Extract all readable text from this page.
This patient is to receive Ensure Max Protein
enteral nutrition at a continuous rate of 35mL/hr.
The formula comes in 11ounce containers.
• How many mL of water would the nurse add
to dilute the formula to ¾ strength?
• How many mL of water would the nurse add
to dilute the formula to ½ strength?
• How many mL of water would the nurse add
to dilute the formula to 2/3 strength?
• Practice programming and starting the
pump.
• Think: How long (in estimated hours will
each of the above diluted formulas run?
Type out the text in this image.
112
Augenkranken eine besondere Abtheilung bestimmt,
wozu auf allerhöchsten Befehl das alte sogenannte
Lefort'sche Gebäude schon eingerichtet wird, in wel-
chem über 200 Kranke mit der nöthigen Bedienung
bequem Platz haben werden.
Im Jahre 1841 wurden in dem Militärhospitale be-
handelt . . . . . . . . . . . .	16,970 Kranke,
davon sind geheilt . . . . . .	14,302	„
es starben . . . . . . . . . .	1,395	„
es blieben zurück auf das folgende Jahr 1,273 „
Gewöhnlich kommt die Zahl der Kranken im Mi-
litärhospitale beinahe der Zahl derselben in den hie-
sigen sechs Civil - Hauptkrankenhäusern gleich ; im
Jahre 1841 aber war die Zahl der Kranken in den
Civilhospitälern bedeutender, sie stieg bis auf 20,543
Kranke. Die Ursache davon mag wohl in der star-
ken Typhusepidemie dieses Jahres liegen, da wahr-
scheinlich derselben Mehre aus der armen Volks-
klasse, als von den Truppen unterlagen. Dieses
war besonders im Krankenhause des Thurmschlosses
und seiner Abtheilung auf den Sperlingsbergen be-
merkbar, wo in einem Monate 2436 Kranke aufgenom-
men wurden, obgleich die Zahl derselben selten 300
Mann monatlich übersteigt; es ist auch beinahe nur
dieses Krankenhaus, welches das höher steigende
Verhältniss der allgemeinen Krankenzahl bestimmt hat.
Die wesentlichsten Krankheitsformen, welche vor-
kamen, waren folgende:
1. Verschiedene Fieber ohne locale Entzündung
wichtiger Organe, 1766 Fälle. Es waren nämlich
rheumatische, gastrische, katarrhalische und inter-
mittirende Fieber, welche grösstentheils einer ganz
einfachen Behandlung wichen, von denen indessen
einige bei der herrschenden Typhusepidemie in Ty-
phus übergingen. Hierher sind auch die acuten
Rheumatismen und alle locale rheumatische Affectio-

* [Exercise objective]: Note how many lines of the listing above contain the string "waren", and give that number with nothing added.

* [Response box]: 2